[Requirements] An exact copy of every record is needed.

[The input]
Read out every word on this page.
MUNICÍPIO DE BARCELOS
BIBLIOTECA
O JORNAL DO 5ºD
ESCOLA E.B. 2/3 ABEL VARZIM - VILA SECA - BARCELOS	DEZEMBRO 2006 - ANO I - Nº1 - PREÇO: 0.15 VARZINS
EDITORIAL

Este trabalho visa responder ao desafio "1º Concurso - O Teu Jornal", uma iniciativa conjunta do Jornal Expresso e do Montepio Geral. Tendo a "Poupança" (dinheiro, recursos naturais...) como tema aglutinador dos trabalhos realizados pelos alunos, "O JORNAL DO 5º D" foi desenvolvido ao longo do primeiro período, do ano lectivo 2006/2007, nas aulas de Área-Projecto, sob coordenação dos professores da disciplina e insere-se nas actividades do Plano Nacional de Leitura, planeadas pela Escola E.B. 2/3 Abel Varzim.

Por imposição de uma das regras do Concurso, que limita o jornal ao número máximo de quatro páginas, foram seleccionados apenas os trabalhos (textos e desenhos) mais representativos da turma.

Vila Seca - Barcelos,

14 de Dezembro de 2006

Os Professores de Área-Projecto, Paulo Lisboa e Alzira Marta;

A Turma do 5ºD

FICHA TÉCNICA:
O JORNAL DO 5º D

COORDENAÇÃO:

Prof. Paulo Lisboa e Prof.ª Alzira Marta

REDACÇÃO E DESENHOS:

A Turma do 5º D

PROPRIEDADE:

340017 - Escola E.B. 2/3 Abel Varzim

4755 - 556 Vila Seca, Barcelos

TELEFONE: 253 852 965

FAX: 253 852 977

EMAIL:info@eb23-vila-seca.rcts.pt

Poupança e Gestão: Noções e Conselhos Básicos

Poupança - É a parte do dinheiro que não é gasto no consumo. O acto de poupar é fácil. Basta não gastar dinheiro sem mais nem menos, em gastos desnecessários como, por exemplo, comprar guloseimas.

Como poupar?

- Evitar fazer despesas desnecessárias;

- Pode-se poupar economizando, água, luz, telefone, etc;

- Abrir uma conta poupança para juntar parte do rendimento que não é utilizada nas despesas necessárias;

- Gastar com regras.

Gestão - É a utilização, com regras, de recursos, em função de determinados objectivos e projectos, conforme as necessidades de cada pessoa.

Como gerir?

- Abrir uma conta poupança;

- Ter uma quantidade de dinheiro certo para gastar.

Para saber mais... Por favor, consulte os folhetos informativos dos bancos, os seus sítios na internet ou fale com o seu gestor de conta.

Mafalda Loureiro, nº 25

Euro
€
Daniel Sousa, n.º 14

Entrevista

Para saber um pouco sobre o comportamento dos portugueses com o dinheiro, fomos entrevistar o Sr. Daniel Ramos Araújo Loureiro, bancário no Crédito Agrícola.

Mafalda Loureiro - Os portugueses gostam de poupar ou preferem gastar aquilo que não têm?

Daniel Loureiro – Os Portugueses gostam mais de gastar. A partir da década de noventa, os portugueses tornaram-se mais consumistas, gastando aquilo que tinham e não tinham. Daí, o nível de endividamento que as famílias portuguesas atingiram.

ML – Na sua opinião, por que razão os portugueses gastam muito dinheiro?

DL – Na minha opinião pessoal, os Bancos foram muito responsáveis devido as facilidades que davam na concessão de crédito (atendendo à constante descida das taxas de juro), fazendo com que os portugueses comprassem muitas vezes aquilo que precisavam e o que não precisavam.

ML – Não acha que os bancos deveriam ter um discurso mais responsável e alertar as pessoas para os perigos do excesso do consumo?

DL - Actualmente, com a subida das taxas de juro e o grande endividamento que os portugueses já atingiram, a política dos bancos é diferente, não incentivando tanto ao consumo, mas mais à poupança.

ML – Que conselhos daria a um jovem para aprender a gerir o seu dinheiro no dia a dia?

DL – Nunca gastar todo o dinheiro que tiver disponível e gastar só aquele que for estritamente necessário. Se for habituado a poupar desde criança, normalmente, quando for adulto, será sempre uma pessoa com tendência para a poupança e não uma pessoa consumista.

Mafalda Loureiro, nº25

[Written solution]
Read out every word on this page.
MUNICÍPIO DE BARCELOS
BIBLIOTECA
O JORNAL DO 5ºD
ESCOLA E.B. 2/3 ABEL VARZIM - VILA SECA - BARCELOS	DEZEMBRO 2006 - ANO I - Nº1 - PREÇO: 0.15 VARZINS
EDITORIAL

Este trabalho visa responder ao desafio "1º Concurso - O Teu Jornal", uma iniciativa conjunta do Jornal Expresso e do Montepio Geral. Tendo a "Poupança" (dinheiro, recursos naturais...) como tema aglutinador dos trabalhos realizados pelos alunos, "O JORNAL DO 5º D" foi desenvolvido ao longo do primeiro período, do ano lectivo 2006/2007, nas aulas de Área-Projecto, sob coordenação dos professores da disciplina e insere-se nas actividades do Plano Nacional de Leitura, planeadas pela Escola E.B. 2/3 Abel Varzim.

Por imposição de uma das regras do Concurso, que limita o jornal ao número máximo de quatro páginas, foram seleccionados apenas os trabalhos (textos e desenhos) mais representativos da turma.

Vila Seca - Barcelos,

14 de Dezembro de 2006

Os Professores de Área-Projecto, Paulo Lisboa e Alzira Marta;

A Turma do 5ºD

FICHA TÉCNICA:
O JORNAL DO 5º D

COORDENAÇÃO:

Prof. Paulo Lisboa e Prof.ª Alzira Marta

REDACÇÃO E DESENHOS:

A Turma do 5º D

PROPRIEDADE:

340017 - Escola E.B. 2/3 Abel Varzim

4755 - 556 Vila Seca, Barcelos

TELEFONE: 253 852 965

FAX: 253 852 977

EMAIL:info@eb23-vila-seca.rcts.pt

Poupança e Gestão: Noções e Conselhos Básicos

Poupança - É a parte do dinheiro que não é gasto no consumo. O acto de poupar é fácil. Basta não gastar dinheiro sem mais nem menos, em gastos desnecessários como, por exemplo, comprar guloseimas.

Como poupar?

- Evitar fazer despesas desnecessárias;

- Pode-se poupar economizando, água, luz, telefone, etc;

- Abrir uma conta poupança para juntar parte do rendimento que não é utilizada nas despesas necessárias;

- Gastar com regras.

Gestão - É a utilização, com regras, de recursos, em função de determinados objectivos e projectos, conforme as necessidades de cada pessoa.

Como gerir?

- Abrir uma conta poupança;

- Ter uma quantidade de dinheiro certo para gastar.

Para saber mais... Por favor, consulte os folhetos informativos dos bancos, os seus sítios na internet ou fale com o seu gestor de conta.

Mafalda Loureiro, nº 25

Euro
€
Daniel Sousa, n.º 14

Entrevista

Para saber um pouco sobre o comportamento dos portugueses com o dinheiro, fomos entrevistar o Sr. Daniel Ramos Araújo Loureiro, bancário no Crédito Agrícola.

Mafalda Loureiro - Os portugueses gostam de poupar ou preferem gastar aquilo que não têm?

Daniel Loureiro – Os Portugueses gostam mais de gastar. A partir da década de noventa, os portugueses tornaram-se mais consumistas, gastando aquilo que tinham e não tinham. Daí, o nível de endividamento que as famílias portuguesas atingiram.

ML – Na sua opinião, por que razão os portugueses gastam muito dinheiro?

DL – Na minha opinião pessoal, os Bancos foram muito responsáveis devido as facilidades que davam na concessão de crédito (atendendo à constante descida das taxas de juro), fazendo com que os portugueses comprassem muitas vezes aquilo que precisavam e o que não precisavam.

ML – Não acha que os bancos deveriam ter um discurso mais responsável e alertar as pessoas para os perigos do excesso do consumo?

DL - Actualmente, com a subida das taxas de juro e o grande endividamento que os portugueses já atingiram, a política dos bancos é diferente, não incentivando tanto ao consumo, mas mais à poupança.

ML – Que conselhos daria a um jovem para aprender a gerir o seu dinheiro no dia a dia?

DL – Nunca gastar todo o dinheiro que tiver disponível e gastar só aquele que for estritamente necessário. Se for habituado a poupar desde criança, normalmente, quando for adulto, será sempre uma pessoa com tendência para a poupança e não uma pessoa consumista.

Mafalda Loureiro, nº25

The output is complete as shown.